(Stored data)
-- BEGIN --

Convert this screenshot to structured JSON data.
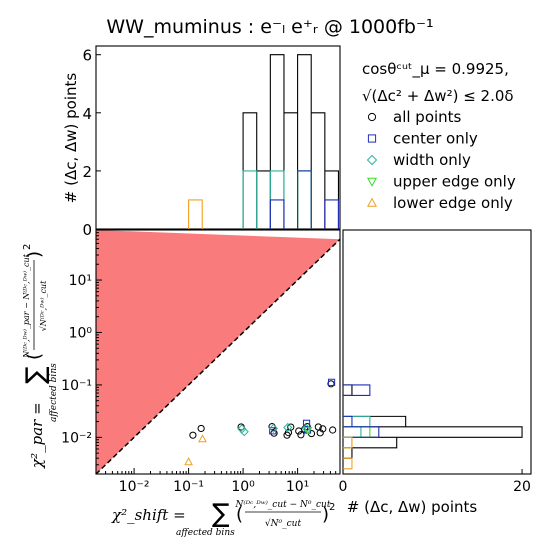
{
  "title": "WW_muminus : e⁻ₗ e⁺ᵣ @ 1000fb⁻¹",
  "colors": {
    "all": "#000000",
    "center": "#1f2db8",
    "width": "#2bb39a",
    "upper": "#33e026",
    "lower": "#f0a021",
    "excluded": "#fa7b7b"
  },
  "icons": {
    "all": "circle-marker",
    "center": "square-marker",
    "width": "diamond-marker",
    "upper": "down-triangle-marker",
    "lower": "up-triangle-marker"
  },
  "legend": {
    "cut_line1": "cosθᶜᵘᵗ_μ = 0.9925,",
    "cut_line2": "√(Δc² + Δw²) ≤ 2.0δ",
    "items": [
      "all points",
      "center only",
      "width only",
      "upper edge only",
      "lower edge only"
    ]
  },
  "labels": {
    "top_ylabel": "# (Δc, Δw) points",
    "right_xlabel": "# (Δc, Δw) points",
    "xlabel_lhs": "χ²_shift =",
    "xlabel_sum": "∑",
    "xlabel_sub": "affected bins",
    "xlabel_frac_num": "N⁽ᴰᶜ,ᴰʷ⁾_cut − N⁰_cut",
    "xlabel_frac_den": "√N⁰_cut",
    "ylabel_lhs": "χ²_par =",
    "ylabel_sum": "∑",
    "ylabel_sub": "affected bins",
    "ylabel_frac_num": "N⁽ᴰᶜ,ᴰʷ⁾_par − N⁽ᴰᶜ,ᴰʷ⁾_cut",
    "ylabel_frac_den": "√N⁽ᴰᶜ,ᴰʷ⁾_cut"
  },
  "chart_data": [
    {
      "type": "scatter",
      "panel": "main",
      "xscale": "log",
      "yscale": "log",
      "xlim": [
        0.002,
        60
      ],
      "ylim": [
        0.002,
        90
      ],
      "x_ticks": [
        {
          "value": 0.01,
          "label": "10⁻²"
        },
        {
          "value": 0.1,
          "label": "10⁻¹"
        },
        {
          "value": 1,
          "label": "10⁰"
        },
        {
          "value": 10,
          "label": "10¹"
        }
      ],
      "y_ticks": [
        {
          "value": 0.01,
          "label": "10⁻²"
        },
        {
          "value": 0.1,
          "label": "10⁻¹"
        },
        {
          "value": 1,
          "label": "10⁰"
        },
        {
          "value": 10,
          "label": "10¹"
        }
      ],
      "diagonal": "y = x (dashed), region y > x shaded",
      "series": [
        {
          "name": "all points",
          "marker": "circle",
          "x": [
            0.12,
            0.17,
            0.92,
            3.4,
            3.7,
            6.4,
            6.8,
            7.5,
            10.5,
            11.5,
            13.5,
            15,
            18,
            24,
            26,
            29,
            41,
            44
          ],
          "y": [
            0.011,
            0.0148,
            0.0158,
            0.016,
            0.012,
            0.011,
            0.0123,
            0.0157,
            0.0132,
            0.0112,
            0.0143,
            0.016,
            0.0118,
            0.0158,
            0.0122,
            0.0145,
            0.105,
            0.0138
          ]
        },
        {
          "name": "center only",
          "marker": "square",
          "x": [
            3.5,
            14.6,
            15.2,
            42
          ],
          "y": [
            0.0133,
            0.0185,
            0.0138,
            0.112
          ]
        },
        {
          "name": "width only",
          "marker": "diamond",
          "x": [
            0.95,
            1.05,
            3.6,
            6.6,
            14.4
          ],
          "y": [
            0.0145,
            0.0128,
            0.0148,
            0.0154,
            0.0149
          ]
        },
        {
          "name": "upper edge only",
          "marker": "down-triangle",
          "x": [
            15.5
          ],
          "y": [
            0.0137
          ]
        },
        {
          "name": "lower edge only",
          "marker": "up-triangle",
          "x": [
            0.1,
            0.18
          ],
          "y": [
            0.0034,
            0.0093
          ]
        }
      ]
    },
    {
      "type": "histogram",
      "panel": "top",
      "ylabel": "# (Δc, Δw) points",
      "ylim": [
        0,
        6.3
      ],
      "y_ticks": [
        0,
        2,
        4,
        6
      ],
      "log_bin_edges": [
        -1,
        -0.75,
        -0.5,
        -0.25,
        0,
        0.25,
        0.5,
        0.75,
        1,
        1.25,
        1.5,
        1.75
      ],
      "series": [
        {
          "name": "all points",
          "counts": [
            0,
            0,
            0,
            0,
            4,
            2,
            6,
            4,
            6,
            4,
            2
          ]
        },
        {
          "name": "center only",
          "counts": [
            0,
            0,
            0,
            0,
            0,
            0,
            1,
            0,
            2,
            0,
            1
          ]
        },
        {
          "name": "width only",
          "counts": [
            0,
            0,
            0,
            0,
            2,
            0,
            2,
            0,
            2,
            0,
            0
          ]
        },
        {
          "name": "upper edge only",
          "counts": [
            0,
            0,
            0,
            0,
            0,
            0,
            0,
            0,
            2,
            0,
            0
          ]
        },
        {
          "name": "lower edge only",
          "counts": [
            1,
            0,
            0,
            0,
            0,
            0,
            0,
            0,
            0,
            0,
            0
          ]
        }
      ]
    },
    {
      "type": "histogram",
      "panel": "right",
      "orientation": "horizontal",
      "xlabel": "# (Δc, Δw) points",
      "xlim": [
        0,
        21
      ],
      "x_ticks": [
        0,
        20
      ],
      "log_bin_edges": [
        -2.6,
        -2.4,
        -2.2,
        -2.0,
        -1.8,
        -1.6,
        -1.4,
        -1.2,
        -1.0
      ],
      "series": [
        {
          "name": "all points",
          "counts": [
            0,
            1,
            6,
            20,
            7,
            0,
            0,
            1
          ]
        },
        {
          "name": "center only",
          "counts": [
            0,
            0,
            0,
            4,
            1,
            0,
            0,
            3
          ]
        },
        {
          "name": "width only",
          "counts": [
            0,
            0,
            0,
            2,
            3,
            0,
            0,
            0
          ]
        },
        {
          "name": "upper edge only",
          "counts": [
            0,
            0,
            1,
            3,
            0,
            0,
            0,
            0
          ]
        },
        {
          "name": "lower edge only",
          "counts": [
            1,
            0,
            1,
            0,
            0,
            0,
            0,
            0
          ]
        }
      ]
    }
  ]
}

-- END --

INSTRUCTIONS FOR THE TASK: Repeat the material above verbatim. Leave the pictures behind.

OUTPUT BELOW:
Convert this screenshot to structured JSON data.
{
  "title": "WW_muminus : e⁻ₗ e⁺ᵣ @ 1000fb⁻¹",
  "colors": {
    "all": "#000000",
    "center": "#1f2db8",
    "width": "#2bb39a",
    "upper": "#33e026",
    "lower": "#f0a021",
    "excluded": "#fa7b7b"
  },
  "icons": {
    "all": "circle-marker",
    "center": "square-marker",
    "width": "diamond-marker",
    "upper": "down-triangle-marker",
    "lower": "up-triangle-marker"
  },
  "legend": {
    "cut_line1": "cosθᶜᵘᵗ_μ = 0.9925,",
    "cut_line2": "√(Δc² + Δw²) ≤ 2.0δ",
    "items": [
      "all points",
      "center only",
      "width only",
      "upper edge only",
      "lower edge only"
    ]
  },
  "labels": {
    "top_ylabel": "# (Δc, Δw) points",
    "right_xlabel": "# (Δc, Δw) points",
    "xlabel_lhs": "χ²_shift =",
    "xlabel_sum": "∑",
    "xlabel_sub": "affected bins",
    "xlabel_frac_num": "N⁽ᴰᶜ,ᴰʷ⁾_cut − N⁰_cut",
    "xlabel_frac_den": "√N⁰_cut",
    "ylabel_lhs": "χ²_par =",
    "ylabel_sum": "∑",
    "ylabel_sub": "affected bins",
    "ylabel_frac_num": "N⁽ᴰᶜ,ᴰʷ⁾_par − N⁽ᴰᶜ,ᴰʷ⁾_cut",
    "ylabel_frac_den": "√N⁽ᴰᶜ,ᴰʷ⁾_cut"
  },
  "chart_data": [
    {
      "type": "scatter",
      "panel": "main",
      "xscale": "log",
      "yscale": "log",
      "xlim": [
        0.002,
        60
      ],
      "ylim": [
        0.002,
        90
      ],
      "x_ticks": [
        {
          "value": 0.01,
          "label": "10⁻²"
        },
        {
          "value": 0.1,
          "label": "10⁻¹"
        },
        {
          "value": 1,
          "label": "10⁰"
        },
        {
          "value": 10,
          "label": "10¹"
        }
      ],
      "y_ticks": [
        {
          "value": 0.01,
          "label": "10⁻²"
        },
        {
          "value": 0.1,
          "label": "10⁻¹"
        },
        {
          "value": 1,
          "label": "10⁰"
        },
        {
          "value": 10,
          "label": "10¹"
        }
      ],
      "diagonal": "y = x (dashed), region y > x shaded",
      "series": [
        {
          "name": "all points",
          "marker": "circle",
          "x": [
            0.12,
            0.17,
            0.92,
            3.4,
            3.7,
            6.4,
            6.8,
            7.5,
            10.5,
            11.5,
            13.5,
            15,
            18,
            24,
            26,
            29,
            41,
            44
          ],
          "y": [
            0.011,
            0.0148,
            0.0158,
            0.016,
            0.012,
            0.011,
            0.0123,
            0.0157,
            0.0132,
            0.0112,
            0.0143,
            0.016,
            0.0118,
            0.0158,
            0.0122,
            0.0145,
            0.105,
            0.0138
          ]
        },
        {
          "name": "center only",
          "marker": "square",
          "x": [
            3.5,
            14.6,
            15.2,
            42
          ],
          "y": [
            0.0133,
            0.0185,
            0.0138,
            0.112
          ]
        },
        {
          "name": "width only",
          "marker": "diamond",
          "x": [
            0.95,
            1.05,
            3.6,
            6.6,
            14.4
          ],
          "y": [
            0.0145,
            0.0128,
            0.0148,
            0.0154,
            0.0149
          ]
        },
        {
          "name": "upper edge only",
          "marker": "down-triangle",
          "x": [
            15.5
          ],
          "y": [
            0.0137
          ]
        },
        {
          "name": "lower edge only",
          "marker": "up-triangle",
          "x": [
            0.1,
            0.18
          ],
          "y": [
            0.0034,
            0.0093
          ]
        }
      ]
    },
    {
      "type": "histogram",
      "panel": "top",
      "ylabel": "# (Δc, Δw) points",
      "ylim": [
        0,
        6.3
      ],
      "y_ticks": [
        0,
        2,
        4,
        6
      ],
      "log_bin_edges": [
        -1,
        -0.75,
        -0.5,
        -0.25,
        0,
        0.25,
        0.5,
        0.75,
        1,
        1.25,
        1.5,
        1.75
      ],
      "series": [
        {
          "name": "all points",
          "counts": [
            0,
            0,
            0,
            0,
            4,
            2,
            6,
            4,
            6,
            4,
            2
          ]
        },
        {
          "name": "center only",
          "counts": [
            0,
            0,
            0,
            0,
            0,
            0,
            1,
            0,
            2,
            0,
            1
          ]
        },
        {
          "name": "width only",
          "counts": [
            0,
            0,
            0,
            0,
            2,
            0,
            2,
            0,
            2,
            0,
            0
          ]
        },
        {
          "name": "upper edge only",
          "counts": [
            0,
            0,
            0,
            0,
            0,
            0,
            0,
            0,
            2,
            0,
            0
          ]
        },
        {
          "name": "lower edge only",
          "counts": [
            1,
            0,
            0,
            0,
            0,
            0,
            0,
            0,
            0,
            0,
            0
          ]
        }
      ]
    },
    {
      "type": "histogram",
      "panel": "right",
      "orientation": "horizontal",
      "xlabel": "# (Δc, Δw) points",
      "xlim": [
        0,
        21
      ],
      "x_ticks": [
        0,
        20
      ],
      "log_bin_edges": [
        -2.6,
        -2.4,
        -2.2,
        -2.0,
        -1.8,
        -1.6,
        -1.4,
        -1.2,
        -1.0
      ],
      "series": [
        {
          "name": "all points",
          "counts": [
            0,
            1,
            6,
            20,
            7,
            0,
            0,
            1
          ]
        },
        {
          "name": "center only",
          "counts": [
            0,
            0,
            0,
            4,
            1,
            0,
            0,
            3
          ]
        },
        {
          "name": "width only",
          "counts": [
            0,
            0,
            0,
            2,
            3,
            0,
            0,
            0
          ]
        },
        {
          "name": "upper edge only",
          "counts": [
            0,
            0,
            1,
            3,
            0,
            0,
            0,
            0
          ]
        },
        {
          "name": "lower edge only",
          "counts": [
            1,
            0,
            1,
            0,
            0,
            0,
            0,
            0
          ]
        }
      ]
    }
  ]
}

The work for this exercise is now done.